[Data entries]
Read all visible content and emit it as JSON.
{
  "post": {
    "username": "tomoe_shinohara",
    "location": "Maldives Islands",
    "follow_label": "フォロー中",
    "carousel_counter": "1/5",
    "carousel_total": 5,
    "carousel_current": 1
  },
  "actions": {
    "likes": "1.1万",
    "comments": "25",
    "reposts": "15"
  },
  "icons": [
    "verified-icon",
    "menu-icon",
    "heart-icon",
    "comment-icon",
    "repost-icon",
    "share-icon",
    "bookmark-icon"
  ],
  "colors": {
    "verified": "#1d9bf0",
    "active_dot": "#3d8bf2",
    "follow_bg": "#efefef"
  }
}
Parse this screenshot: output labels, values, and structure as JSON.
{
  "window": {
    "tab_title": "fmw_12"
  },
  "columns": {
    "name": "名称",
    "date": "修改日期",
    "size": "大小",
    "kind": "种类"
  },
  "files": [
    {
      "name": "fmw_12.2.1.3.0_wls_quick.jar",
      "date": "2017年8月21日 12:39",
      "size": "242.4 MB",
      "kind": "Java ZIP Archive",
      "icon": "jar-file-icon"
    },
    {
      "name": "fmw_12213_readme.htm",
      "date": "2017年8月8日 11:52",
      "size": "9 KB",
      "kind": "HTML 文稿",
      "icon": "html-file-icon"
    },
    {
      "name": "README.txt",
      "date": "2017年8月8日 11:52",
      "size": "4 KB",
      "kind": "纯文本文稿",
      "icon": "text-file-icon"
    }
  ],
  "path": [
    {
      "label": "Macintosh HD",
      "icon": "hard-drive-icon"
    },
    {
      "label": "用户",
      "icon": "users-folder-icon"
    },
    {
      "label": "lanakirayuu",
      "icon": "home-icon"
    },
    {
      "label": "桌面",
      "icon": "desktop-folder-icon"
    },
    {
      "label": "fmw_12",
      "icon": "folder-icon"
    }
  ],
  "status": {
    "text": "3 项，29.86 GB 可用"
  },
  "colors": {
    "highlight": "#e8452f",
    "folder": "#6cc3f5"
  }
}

* PROBLEM TO WORK ON: For each line of the listing that holds the word "folder", show that line.

* COMPLETE RESPONSE:
      "icon": "users-folder-icon"
      "icon": "desktop-folder-icon"
      "icon": "folder-icon"
    "folder": "#6cc3f5"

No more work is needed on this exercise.